■ Work to be completed ■
Write out each record below exactly as it appears, with no pictures.

-- Start Task input --

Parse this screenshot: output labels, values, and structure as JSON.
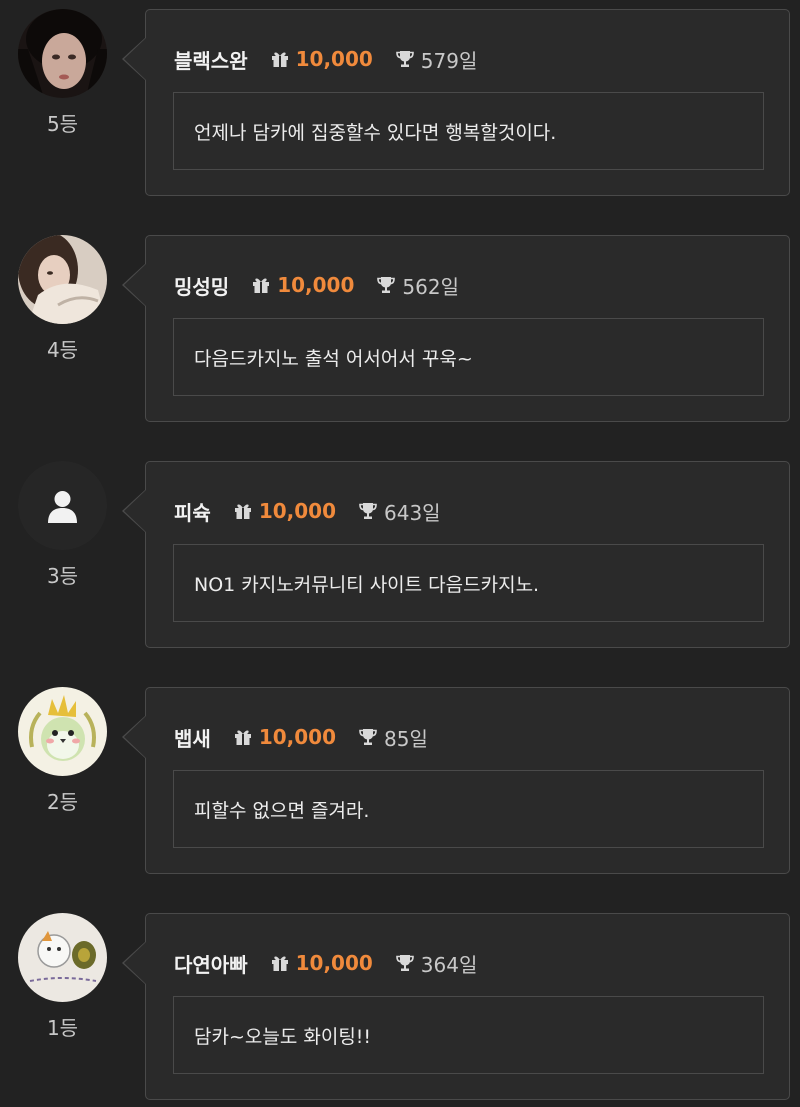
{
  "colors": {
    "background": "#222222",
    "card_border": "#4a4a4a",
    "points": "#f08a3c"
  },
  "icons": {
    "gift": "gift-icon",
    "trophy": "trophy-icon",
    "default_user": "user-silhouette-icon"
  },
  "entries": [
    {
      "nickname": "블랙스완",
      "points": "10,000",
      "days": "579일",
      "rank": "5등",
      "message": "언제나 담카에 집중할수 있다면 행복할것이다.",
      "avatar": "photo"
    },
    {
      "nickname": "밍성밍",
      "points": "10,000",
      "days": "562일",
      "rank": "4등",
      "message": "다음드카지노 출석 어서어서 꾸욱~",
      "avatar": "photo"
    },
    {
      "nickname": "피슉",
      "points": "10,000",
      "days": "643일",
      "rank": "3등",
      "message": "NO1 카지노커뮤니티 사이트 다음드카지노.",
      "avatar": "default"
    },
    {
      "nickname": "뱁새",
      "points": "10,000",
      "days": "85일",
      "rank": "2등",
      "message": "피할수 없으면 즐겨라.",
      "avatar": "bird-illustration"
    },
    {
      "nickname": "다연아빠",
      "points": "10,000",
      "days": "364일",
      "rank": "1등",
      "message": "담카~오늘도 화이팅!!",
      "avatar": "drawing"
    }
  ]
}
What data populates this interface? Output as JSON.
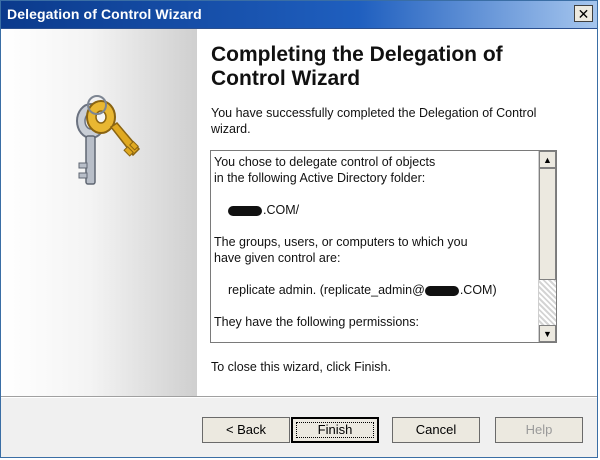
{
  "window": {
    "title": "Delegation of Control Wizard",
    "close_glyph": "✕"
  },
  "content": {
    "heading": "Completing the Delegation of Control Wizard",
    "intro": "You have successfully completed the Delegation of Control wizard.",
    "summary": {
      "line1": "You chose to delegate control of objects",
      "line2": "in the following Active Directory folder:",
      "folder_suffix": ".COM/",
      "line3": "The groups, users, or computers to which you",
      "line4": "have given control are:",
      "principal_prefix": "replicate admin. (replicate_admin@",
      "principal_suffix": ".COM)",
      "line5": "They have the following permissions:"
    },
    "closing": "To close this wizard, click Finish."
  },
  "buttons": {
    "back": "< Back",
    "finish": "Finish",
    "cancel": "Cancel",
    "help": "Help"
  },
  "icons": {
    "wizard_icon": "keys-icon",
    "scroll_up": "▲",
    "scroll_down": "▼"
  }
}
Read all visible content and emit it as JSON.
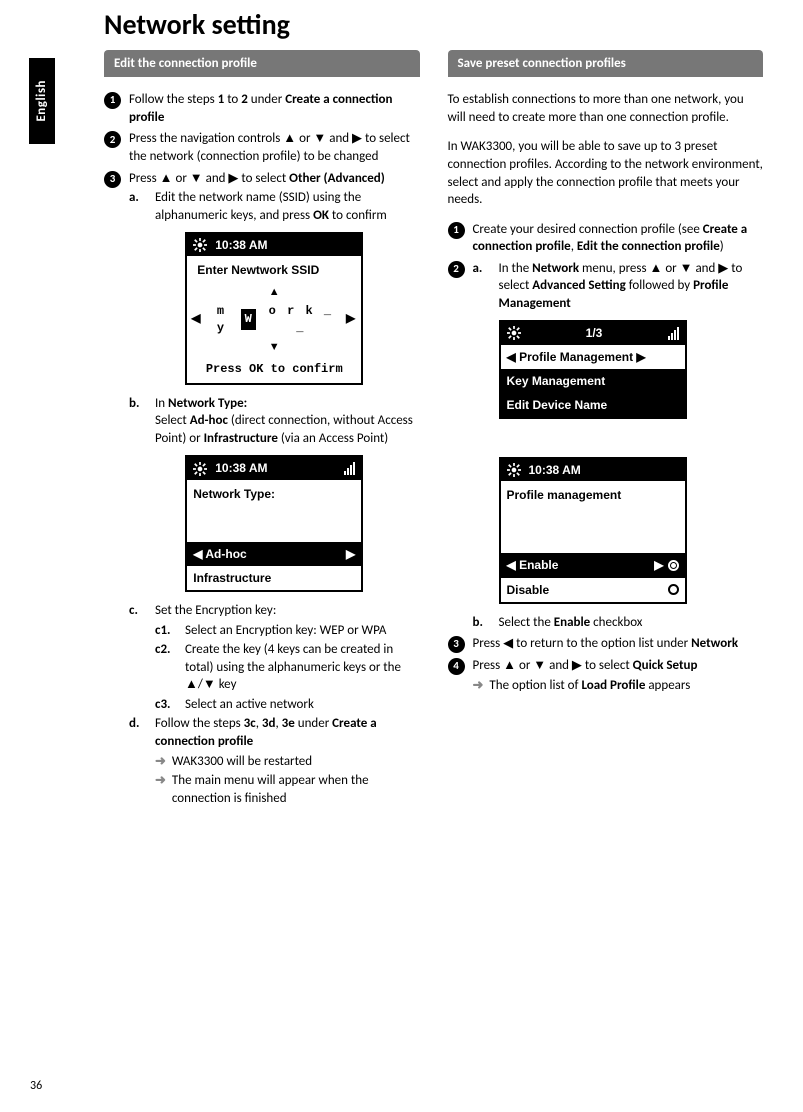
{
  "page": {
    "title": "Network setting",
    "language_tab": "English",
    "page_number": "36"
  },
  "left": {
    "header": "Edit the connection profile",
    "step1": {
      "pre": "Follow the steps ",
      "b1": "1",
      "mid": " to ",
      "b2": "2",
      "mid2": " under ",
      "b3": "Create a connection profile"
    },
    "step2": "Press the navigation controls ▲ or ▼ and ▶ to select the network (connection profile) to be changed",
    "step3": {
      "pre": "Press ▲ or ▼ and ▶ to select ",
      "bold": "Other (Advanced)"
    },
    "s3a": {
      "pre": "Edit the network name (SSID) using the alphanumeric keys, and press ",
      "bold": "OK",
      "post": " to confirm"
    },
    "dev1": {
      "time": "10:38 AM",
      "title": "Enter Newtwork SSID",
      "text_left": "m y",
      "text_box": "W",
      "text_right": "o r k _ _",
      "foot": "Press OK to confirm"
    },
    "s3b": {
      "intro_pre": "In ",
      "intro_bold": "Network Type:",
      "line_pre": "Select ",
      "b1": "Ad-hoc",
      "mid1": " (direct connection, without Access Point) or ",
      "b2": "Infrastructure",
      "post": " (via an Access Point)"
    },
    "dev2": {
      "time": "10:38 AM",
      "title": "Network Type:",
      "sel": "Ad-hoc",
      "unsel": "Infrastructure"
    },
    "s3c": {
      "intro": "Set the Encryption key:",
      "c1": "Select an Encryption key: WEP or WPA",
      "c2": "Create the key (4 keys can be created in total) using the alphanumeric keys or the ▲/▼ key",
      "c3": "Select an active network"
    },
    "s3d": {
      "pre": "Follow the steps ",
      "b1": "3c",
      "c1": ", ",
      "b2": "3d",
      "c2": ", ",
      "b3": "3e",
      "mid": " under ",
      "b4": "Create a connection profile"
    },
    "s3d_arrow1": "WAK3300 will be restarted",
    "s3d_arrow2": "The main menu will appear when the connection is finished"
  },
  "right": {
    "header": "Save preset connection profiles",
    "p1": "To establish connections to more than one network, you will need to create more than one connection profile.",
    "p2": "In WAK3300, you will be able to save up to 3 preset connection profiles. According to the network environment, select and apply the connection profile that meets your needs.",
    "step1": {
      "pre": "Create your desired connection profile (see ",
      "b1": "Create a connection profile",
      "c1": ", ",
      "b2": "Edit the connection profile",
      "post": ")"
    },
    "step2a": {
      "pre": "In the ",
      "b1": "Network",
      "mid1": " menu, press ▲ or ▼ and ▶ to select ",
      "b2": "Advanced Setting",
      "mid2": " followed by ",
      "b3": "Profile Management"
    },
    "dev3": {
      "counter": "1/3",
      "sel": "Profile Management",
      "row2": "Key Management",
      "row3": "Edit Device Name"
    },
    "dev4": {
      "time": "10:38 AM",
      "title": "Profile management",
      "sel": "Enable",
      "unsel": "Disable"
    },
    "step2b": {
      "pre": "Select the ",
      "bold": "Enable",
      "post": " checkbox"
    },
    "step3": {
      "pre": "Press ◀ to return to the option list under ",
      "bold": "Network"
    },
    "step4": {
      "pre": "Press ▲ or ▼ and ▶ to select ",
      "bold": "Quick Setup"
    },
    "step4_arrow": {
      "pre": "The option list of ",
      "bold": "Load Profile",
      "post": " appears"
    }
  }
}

-- End Task input --

■ Result of the exercise ■
Parse this screenshot: output labels, values, and structure as JSON.
{
  "colors": {
    "background": "#222222",
    "card_border": "#4a4a4a",
    "points": "#f08a3c"
  },
  "icons": {
    "gift": "gift-icon",
    "trophy": "trophy-icon",
    "default_user": "user-silhouette-icon"
  },
  "entries": [
    {
      "nickname": "블랙스완",
      "points": "10,000",
      "days": "579일",
      "rank": "5등",
      "message": "언제나 담카에 집중할수 있다면 행복할것이다.",
      "avatar": "photo"
    },
    {
      "nickname": "밍성밍",
      "points": "10,000",
      "days": "562일",
      "rank": "4등",
      "message": "다음드카지노 출석 어서어서 꾸욱~",
      "avatar": "photo"
    },
    {
      "nickname": "피슉",
      "points": "10,000",
      "days": "643일",
      "rank": "3등",
      "message": "NO1 카지노커뮤니티 사이트 다음드카지노.",
      "avatar": "default"
    },
    {
      "nickname": "뱁새",
      "points": "10,000",
      "days": "85일",
      "rank": "2등",
      "message": "피할수 없으면 즐겨라.",
      "avatar": "bird-illustration"
    },
    {
      "nickname": "다연아빠",
      "points": "10,000",
      "days": "364일",
      "rank": "1등",
      "message": "담카~오늘도 화이팅!!",
      "avatar": "drawing"
    }
  ]
}
What data populates this interface? Output as JSON.
{
  "window": {
    "title": "Delegation of Control Wizard",
    "close_glyph": "✕"
  },
  "content": {
    "heading": "Completing the Delegation of Control Wizard",
    "intro": "You have successfully completed the Delegation of Control wizard.",
    "summary": {
      "line1": "You chose to delegate control of objects",
      "line2": "in the following Active Directory folder:",
      "folder_suffix": ".COM/",
      "line3": "The groups, users, or computers to which you",
      "line4": "have given control are:",
      "principal_prefix": "replicate admin. (replicate_admin@",
      "principal_suffix": ".COM)",
      "line5": "They have the following permissions:"
    },
    "closing": "To close this wizard, click Finish."
  },
  "buttons": {
    "back": "< Back",
    "finish": "Finish",
    "cancel": "Cancel",
    "help": "Help"
  },
  "icons": {
    "wizard_icon": "keys-icon",
    "scroll_up": "▲",
    "scroll_down": "▼"
  }
}
Read all visible content and emit it as JSON.
{
  "page": {
    "title": "Network setting",
    "language_tab": "English",
    "page_number": "36"
  },
  "left": {
    "header": "Edit the connection profile",
    "step1": {
      "pre": "Follow the steps ",
      "b1": "1",
      "mid": " to ",
      "b2": "2",
      "mid2": " under ",
      "b3": "Create a connection profile"
    },
    "step2": "Press the navigation controls ▲ or ▼ and ▶ to select the network (connection profile) to be changed",
    "step3": {
      "pre": "Press ▲ or ▼ and ▶ to select ",
      "bold": "Other (Advanced)"
    },
    "s3a": {
      "pre": "Edit the network name (SSID) using the alphanumeric keys, and press ",
      "bold": "OK",
      "post": " to confirm"
    },
    "dev1": {
      "time": "10:38 AM",
      "title": "Enter Newtwork SSID",
      "text_left": "m y",
      "text_box": "W",
      "text_right": "o r k _ _",
      "foot": "Press OK to confirm"
    },
    "s3b": {
      "intro_pre": "In ",
      "intro_bold": "Network Type:",
      "line_pre": "Select ",
      "b1": "Ad-hoc",
      "mid1": " (direct connection, without Access Point) or ",
      "b2": "Infrastructure",
      "post": " (via an Access Point)"
    },
    "dev2": {
      "time": "10:38 AM",
      "title": "Network Type:",
      "sel": "Ad-hoc",
      "unsel": "Infrastructure"
    },
    "s3c": {
      "intro": "Set the Encryption key:",
      "c1": "Select an Encryption key: WEP or WPA",
      "c2": "Create the key (4 keys can be created in total) using the alphanumeric keys or the ▲/▼ key",
      "c3": "Select an active network"
    },
    "s3d": {
      "pre": "Follow the steps ",
      "b1": "3c",
      "c1": ", ",
      "b2": "3d",
      "c2": ", ",
      "b3": "3e",
      "mid": " under ",
      "b4": "Create a connection profile"
    },
    "s3d_arrow1": "WAK3300 will be restarted",
    "s3d_arrow2": "The main menu will appear when the connection is finished"
  },
  "right": {
    "header": "Save preset connection profiles",
    "p1": "To establish connections to more than one network, you will need to create more than one connection profile.",
    "p2": "In WAK3300, you will be able to save up to 3 preset connection profiles. According to the network environment, select and apply the connection profile that meets your needs.",
    "step1": {
      "pre": "Create your desired connection profile (see ",
      "b1": "Create a connection profile",
      "c1": ", ",
      "b2": "Edit the connection profile",
      "post": ")"
    },
    "step2a": {
      "pre": "In the ",
      "b1": "Network",
      "mid1": " menu, press ▲ or ▼ and ▶ to select ",
      "b2": "Advanced Setting",
      "mid2": " followed by ",
      "b3": "Profile Management"
    },
    "dev3": {
      "counter": "1/3",
      "sel": "Profile Management",
      "row2": "Key Management",
      "row3": "Edit Device Name"
    },
    "dev4": {
      "time": "10:38 AM",
      "title": "Profile management",
      "sel": "Enable",
      "unsel": "Disable"
    },
    "step2b": {
      "pre": "Select the ",
      "bold": "Enable",
      "post": " checkbox"
    },
    "step3": {
      "pre": "Press ◀ to return to the option list under ",
      "bold": "Network"
    },
    "step4": {
      "pre": "Press ▲ or ▼ and ▶ to select ",
      "bold": "Quick Setup"
    },
    "step4_arrow": {
      "pre": "The option list of ",
      "bold": "Load Profile",
      "post": " appears"
    }
  }
}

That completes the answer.